Problem details —
Pull out all lines from the listing below in which the word "грузом" appears.

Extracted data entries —
-- -- --
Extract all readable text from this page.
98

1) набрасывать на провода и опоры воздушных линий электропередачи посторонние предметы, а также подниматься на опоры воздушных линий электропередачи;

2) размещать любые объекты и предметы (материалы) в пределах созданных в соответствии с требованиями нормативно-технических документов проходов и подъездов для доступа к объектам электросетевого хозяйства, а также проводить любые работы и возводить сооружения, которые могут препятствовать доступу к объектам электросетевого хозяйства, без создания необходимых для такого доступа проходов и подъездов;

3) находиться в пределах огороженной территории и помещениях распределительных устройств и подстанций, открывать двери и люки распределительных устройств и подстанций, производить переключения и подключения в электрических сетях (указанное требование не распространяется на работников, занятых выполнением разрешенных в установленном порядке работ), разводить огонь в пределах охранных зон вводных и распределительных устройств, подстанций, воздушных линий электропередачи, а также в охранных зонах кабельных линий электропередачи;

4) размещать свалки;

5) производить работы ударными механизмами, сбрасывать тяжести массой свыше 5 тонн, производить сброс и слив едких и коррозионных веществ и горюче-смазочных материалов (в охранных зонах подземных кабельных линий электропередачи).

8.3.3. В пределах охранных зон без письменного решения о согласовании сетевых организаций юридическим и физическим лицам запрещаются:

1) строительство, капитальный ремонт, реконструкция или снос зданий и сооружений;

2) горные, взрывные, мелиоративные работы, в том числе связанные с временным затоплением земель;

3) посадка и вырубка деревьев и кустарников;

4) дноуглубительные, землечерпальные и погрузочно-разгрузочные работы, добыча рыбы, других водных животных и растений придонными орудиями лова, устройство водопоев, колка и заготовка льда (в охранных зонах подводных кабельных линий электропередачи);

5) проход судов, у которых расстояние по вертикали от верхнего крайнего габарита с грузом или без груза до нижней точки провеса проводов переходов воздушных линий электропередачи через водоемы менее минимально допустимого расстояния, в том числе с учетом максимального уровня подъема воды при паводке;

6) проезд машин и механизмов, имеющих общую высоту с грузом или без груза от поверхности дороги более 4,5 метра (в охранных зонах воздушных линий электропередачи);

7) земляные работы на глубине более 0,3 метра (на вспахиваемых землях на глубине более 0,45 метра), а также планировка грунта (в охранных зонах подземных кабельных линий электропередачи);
-- -- --
Complete response —
5) проход судов, у которых расстояние по вертикали от верхнего крайнего габарита с грузом или без груза до нижней точки провеса проводов переходов воздушных линий электропередачи через водоемы менее минимально допустимого расстояния, в том числе с учетом максимального уровня подъема воды при паводке;
6) проезд машин и механизмов, имеющих общую высоту с грузом или без груза от поверхности дороги более 4,5 метра (в охранных зонах воздушных линий электропередачи);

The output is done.